### Aim of the task:
Beginning with the first entry, print all the records exactly.

○ ○ ○ ○ ○

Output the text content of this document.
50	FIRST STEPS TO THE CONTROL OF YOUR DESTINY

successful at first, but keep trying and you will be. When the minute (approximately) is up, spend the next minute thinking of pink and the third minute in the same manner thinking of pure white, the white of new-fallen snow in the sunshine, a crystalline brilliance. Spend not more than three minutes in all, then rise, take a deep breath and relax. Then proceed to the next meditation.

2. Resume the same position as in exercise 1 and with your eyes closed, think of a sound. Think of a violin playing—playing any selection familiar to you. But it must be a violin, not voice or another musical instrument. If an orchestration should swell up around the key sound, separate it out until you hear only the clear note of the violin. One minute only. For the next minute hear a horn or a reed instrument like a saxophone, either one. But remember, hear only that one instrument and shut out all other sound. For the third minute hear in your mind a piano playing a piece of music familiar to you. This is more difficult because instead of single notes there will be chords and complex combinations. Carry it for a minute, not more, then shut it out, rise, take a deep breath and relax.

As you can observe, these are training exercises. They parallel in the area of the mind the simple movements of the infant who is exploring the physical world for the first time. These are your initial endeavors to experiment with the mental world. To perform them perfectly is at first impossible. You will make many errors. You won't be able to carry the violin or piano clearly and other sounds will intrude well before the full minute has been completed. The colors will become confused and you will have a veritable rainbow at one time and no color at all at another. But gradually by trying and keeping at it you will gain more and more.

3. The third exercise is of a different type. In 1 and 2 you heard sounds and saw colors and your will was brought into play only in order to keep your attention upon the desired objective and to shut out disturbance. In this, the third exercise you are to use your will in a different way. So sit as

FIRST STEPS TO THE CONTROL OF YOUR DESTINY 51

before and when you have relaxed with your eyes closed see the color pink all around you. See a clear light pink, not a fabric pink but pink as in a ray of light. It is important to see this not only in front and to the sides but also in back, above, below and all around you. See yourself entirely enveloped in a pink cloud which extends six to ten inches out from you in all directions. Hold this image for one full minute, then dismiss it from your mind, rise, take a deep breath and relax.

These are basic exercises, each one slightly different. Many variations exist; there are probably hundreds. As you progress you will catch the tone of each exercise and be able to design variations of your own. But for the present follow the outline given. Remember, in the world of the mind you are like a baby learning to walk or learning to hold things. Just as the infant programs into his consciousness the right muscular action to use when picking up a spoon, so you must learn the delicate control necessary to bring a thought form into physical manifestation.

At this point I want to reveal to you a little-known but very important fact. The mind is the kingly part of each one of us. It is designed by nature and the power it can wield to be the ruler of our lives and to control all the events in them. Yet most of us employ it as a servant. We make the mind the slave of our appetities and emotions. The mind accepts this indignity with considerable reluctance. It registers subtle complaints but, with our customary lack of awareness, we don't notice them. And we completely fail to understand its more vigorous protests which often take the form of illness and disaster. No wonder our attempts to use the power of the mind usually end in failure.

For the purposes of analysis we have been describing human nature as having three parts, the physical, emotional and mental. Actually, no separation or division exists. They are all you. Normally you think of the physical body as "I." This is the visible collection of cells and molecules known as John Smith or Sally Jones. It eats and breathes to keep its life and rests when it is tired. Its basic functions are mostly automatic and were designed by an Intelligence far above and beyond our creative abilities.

○ ○ ○ ○ ○

### Response:
Output the text content of this document.
50	FIRST STEPS TO THE CONTROL OF YOUR DESTINY

successful at first, but keep trying and you will be. When the minute (approximately) is up, spend the next minute thinking of pink and the third minute in the same manner thinking of pure white, the white of new-fallen snow in the sunshine, a crystalline brilliance. Spend not more than three minutes in all, then rise, take a deep breath and relax. Then proceed to the next meditation.

2. Resume the same position as in exercise 1 and with your eyes closed, think of a sound. Think of a violin playing—playing any selection familiar to you. But it must be a violin, not voice or another musical instrument. If an orchestration should swell up around the key sound, separate it out until you hear only the clear note of the violin. One minute only. For the next minute hear a horn or a reed instrument like a saxophone, either one. But remember, hear only that one instrument and shut out all other sound. For the third minute hear in your mind a piano playing a piece of music familiar to you. This is more difficult because instead of single notes there will be chords and complex combinations. Carry it for a minute, not more, then shut it out, rise, take a deep breath and relax.

As you can observe, these are training exercises. They parallel in the area of the mind the simple movements of the infant who is exploring the physical world for the first time. These are your initial endeavors to experiment with the mental world. To perform them perfectly is at first impossible. You will make many errors. You won't be able to carry the violin or piano clearly and other sounds will intrude well before the full minute has been completed. The colors will become confused and you will have a veritable rainbow at one time and no color at all at another. But gradually by trying and keeping at it you will gain more and more.

3. The third exercise is of a different type. In 1 and 2 you heard sounds and saw colors and your will was brought into play only in order to keep your attention upon the desired objective and to shut out disturbance. In this, the third exercise you are to use your will in a different way. So sit as

FIRST STEPS TO THE CONTROL OF YOUR DESTINY 51

before and when you have relaxed with your eyes closed see the color pink all around you. See a clear light pink, not a fabric pink but pink as in a ray of light. It is important to see this not only in front and to the sides but also in back, above, below and all around you. See yourself entirely enveloped in a pink cloud which extends six to ten inches out from you in all directions. Hold this image for one full minute, then dismiss it from your mind, rise, take a deep breath and relax.

These are basic exercises, each one slightly different. Many variations exist; there are probably hundreds. As you progress you will catch the tone of each exercise and be able to design variations of your own. But for the present follow the outline given. Remember, in the world of the mind you are like a baby learning to walk or learning to hold things. Just as the infant programs into his consciousness the right muscular action to use when picking up a spoon, so you must learn the delicate control necessary to bring a thought form into physical manifestation.

At this point I want to reveal to you a little-known but very important fact. The mind is the kingly part of each one of us. It is designed by nature and the power it can wield to be the ruler of our lives and to control all the events in them. Yet most of us employ it as a servant. We make the mind the slave of our appetities and emotions. The mind accepts this indignity with considerable reluctance. It registers subtle complaints but, with our customary lack of awareness, we don't notice them. And we completely fail to understand its more vigorous protests which often take the form of illness and disaster. No wonder our attempts to use the power of the mind usually end in failure.

For the purposes of analysis we have been describing human nature as having three parts, the physical, emotional and mental. Actually, no separation or division exists. They are all you. Normally you think of the physical body as "I." This is the visible collection of cells and molecules known as John Smith or Sally Jones. It eats and breathes to keep its life and rests when it is tired. Its basic functions are mostly automatic and were designed by an Intelligence far above and beyond our creative abilities.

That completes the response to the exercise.